### [What to work on]
How many lines in the entries below contain "armadura"? Answer with the number only.

(Collected data entries)
:::::
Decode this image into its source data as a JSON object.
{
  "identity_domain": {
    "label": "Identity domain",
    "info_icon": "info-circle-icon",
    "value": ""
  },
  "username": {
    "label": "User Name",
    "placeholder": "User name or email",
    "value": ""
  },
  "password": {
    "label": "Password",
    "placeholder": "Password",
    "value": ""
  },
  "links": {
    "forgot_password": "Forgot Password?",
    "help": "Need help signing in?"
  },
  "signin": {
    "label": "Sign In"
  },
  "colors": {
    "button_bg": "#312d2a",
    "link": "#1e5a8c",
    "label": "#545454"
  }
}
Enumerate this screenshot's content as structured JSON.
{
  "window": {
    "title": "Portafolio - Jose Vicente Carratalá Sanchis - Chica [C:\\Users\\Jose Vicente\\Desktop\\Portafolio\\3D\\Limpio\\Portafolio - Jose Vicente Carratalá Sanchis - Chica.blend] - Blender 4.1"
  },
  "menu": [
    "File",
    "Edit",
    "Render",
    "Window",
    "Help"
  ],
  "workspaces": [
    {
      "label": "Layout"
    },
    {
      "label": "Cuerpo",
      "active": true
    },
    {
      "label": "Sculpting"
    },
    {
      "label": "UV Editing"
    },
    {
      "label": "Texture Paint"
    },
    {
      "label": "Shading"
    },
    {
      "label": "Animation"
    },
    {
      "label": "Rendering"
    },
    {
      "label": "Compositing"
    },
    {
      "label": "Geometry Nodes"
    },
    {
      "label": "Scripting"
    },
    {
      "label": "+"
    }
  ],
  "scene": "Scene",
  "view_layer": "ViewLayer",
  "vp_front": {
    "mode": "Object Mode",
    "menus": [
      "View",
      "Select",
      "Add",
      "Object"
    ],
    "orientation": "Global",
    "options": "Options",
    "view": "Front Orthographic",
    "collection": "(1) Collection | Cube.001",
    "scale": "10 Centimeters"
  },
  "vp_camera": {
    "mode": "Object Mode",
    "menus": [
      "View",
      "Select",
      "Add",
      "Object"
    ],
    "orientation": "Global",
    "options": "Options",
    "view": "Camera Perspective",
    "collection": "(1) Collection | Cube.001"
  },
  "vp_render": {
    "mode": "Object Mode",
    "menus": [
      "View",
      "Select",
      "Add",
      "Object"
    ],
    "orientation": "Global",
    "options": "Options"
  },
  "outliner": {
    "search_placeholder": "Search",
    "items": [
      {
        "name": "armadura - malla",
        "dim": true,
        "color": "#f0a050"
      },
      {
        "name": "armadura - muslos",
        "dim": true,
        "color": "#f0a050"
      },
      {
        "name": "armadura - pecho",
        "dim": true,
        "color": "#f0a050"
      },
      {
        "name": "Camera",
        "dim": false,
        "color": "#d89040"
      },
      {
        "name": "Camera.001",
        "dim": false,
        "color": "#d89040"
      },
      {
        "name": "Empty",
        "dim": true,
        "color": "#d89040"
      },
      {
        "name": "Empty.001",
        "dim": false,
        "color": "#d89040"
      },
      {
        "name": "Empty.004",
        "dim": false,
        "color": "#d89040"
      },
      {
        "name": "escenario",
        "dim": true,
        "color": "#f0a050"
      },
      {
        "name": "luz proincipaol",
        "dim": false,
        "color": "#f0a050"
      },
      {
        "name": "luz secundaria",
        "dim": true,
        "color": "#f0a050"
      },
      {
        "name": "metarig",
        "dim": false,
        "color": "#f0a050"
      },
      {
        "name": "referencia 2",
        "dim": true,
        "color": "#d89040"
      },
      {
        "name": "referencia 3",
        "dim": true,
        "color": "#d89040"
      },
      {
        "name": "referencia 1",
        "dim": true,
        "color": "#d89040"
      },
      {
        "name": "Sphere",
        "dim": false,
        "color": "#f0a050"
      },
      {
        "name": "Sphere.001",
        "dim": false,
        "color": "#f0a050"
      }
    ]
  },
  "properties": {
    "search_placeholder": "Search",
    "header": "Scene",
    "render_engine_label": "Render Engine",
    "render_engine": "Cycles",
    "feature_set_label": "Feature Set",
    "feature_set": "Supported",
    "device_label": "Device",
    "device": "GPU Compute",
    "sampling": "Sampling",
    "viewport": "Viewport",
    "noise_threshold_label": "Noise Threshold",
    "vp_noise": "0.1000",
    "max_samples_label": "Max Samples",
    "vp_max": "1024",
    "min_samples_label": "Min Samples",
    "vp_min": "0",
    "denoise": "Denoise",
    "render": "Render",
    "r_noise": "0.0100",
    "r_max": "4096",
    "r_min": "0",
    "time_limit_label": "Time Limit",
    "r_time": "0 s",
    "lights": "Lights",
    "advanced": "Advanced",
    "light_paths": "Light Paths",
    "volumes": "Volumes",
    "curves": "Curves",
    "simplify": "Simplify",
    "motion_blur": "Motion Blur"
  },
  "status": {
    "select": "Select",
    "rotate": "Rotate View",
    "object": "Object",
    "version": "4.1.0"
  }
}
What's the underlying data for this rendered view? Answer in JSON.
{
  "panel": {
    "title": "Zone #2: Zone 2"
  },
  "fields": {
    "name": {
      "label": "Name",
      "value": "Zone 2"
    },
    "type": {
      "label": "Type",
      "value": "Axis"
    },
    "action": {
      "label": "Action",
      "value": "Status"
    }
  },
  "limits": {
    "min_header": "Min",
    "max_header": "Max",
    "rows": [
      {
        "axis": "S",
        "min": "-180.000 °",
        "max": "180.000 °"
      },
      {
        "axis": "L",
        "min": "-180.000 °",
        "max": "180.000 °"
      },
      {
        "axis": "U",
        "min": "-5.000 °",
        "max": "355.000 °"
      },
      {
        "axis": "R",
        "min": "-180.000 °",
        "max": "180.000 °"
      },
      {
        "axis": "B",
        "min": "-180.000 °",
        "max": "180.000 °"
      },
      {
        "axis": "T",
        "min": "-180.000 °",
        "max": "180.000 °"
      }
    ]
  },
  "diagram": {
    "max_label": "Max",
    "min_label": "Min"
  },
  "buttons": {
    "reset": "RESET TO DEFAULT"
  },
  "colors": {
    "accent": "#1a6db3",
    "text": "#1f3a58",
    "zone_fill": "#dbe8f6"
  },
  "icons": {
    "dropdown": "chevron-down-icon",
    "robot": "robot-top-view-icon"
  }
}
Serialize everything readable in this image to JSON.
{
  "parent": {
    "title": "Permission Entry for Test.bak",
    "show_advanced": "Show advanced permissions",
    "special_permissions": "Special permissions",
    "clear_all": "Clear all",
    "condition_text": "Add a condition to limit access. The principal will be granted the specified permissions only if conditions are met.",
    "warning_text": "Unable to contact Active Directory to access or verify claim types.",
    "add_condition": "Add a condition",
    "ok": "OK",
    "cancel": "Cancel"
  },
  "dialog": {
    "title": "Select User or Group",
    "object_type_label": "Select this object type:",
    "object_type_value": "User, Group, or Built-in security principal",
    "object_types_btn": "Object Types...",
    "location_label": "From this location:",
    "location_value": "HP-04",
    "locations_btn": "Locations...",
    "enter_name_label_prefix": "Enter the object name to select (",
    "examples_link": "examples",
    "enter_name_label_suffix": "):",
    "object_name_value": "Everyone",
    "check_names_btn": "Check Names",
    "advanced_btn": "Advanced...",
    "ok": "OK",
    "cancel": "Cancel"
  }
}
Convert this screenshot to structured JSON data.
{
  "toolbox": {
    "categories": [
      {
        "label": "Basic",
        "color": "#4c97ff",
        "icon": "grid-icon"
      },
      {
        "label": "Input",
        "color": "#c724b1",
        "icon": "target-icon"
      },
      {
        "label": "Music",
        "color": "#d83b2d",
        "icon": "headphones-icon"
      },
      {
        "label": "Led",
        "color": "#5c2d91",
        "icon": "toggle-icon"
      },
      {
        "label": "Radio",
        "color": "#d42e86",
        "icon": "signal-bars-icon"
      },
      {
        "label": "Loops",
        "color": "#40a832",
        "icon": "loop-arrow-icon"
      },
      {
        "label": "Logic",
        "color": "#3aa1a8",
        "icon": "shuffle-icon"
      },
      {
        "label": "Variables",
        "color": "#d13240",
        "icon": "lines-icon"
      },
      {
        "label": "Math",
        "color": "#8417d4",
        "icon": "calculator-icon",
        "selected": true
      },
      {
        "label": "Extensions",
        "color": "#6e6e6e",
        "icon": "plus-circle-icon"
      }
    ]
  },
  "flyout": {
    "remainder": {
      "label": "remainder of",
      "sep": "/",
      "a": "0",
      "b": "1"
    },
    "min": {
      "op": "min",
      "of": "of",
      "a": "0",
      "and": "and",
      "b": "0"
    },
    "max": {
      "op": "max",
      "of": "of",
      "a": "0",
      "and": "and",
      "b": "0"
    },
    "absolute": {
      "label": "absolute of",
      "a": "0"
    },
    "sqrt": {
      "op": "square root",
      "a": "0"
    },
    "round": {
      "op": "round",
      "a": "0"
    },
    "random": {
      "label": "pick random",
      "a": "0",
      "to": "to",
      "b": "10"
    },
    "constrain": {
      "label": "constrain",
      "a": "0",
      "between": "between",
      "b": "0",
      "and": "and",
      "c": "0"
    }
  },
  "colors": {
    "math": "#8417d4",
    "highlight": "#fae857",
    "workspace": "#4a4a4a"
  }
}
:::::
### [Right answer]
3